**PROBLEM:**
Below is a listing. Gather each line of it that contains "Parse".

**SUPPLIED DATA:**
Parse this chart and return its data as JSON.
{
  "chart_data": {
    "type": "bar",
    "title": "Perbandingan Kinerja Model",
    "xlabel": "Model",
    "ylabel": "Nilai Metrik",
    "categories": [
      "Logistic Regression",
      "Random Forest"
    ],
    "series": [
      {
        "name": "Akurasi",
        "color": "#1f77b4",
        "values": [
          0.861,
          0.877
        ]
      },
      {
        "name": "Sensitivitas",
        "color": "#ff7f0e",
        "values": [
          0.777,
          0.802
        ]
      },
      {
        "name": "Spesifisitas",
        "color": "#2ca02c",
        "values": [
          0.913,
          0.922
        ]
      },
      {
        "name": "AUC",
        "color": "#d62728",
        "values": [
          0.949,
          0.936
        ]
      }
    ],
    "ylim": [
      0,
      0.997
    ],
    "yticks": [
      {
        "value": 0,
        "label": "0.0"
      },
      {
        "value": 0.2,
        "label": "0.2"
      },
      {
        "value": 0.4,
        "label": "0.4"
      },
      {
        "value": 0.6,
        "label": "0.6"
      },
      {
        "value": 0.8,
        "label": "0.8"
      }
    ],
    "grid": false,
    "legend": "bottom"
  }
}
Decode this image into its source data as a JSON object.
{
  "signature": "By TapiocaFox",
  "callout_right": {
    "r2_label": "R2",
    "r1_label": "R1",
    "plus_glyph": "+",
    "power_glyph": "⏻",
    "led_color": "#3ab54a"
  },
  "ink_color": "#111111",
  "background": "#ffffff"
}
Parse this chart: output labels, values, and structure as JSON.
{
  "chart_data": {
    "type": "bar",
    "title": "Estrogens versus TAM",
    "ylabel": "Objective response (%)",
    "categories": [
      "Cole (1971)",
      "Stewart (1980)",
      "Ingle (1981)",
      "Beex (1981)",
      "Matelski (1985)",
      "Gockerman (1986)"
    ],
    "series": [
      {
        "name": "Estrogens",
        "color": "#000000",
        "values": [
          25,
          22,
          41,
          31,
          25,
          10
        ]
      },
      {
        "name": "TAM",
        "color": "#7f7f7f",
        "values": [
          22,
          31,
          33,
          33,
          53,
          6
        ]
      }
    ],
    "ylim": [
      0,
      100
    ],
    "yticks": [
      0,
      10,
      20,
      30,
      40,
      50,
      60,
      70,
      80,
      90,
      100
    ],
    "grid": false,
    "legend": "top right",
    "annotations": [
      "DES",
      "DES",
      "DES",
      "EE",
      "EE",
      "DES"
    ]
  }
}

**RESPONSE TO THIS TASK:**
Parse this chart and return its data as JSON.
Parse this chart: output labels, values, and structure as JSON.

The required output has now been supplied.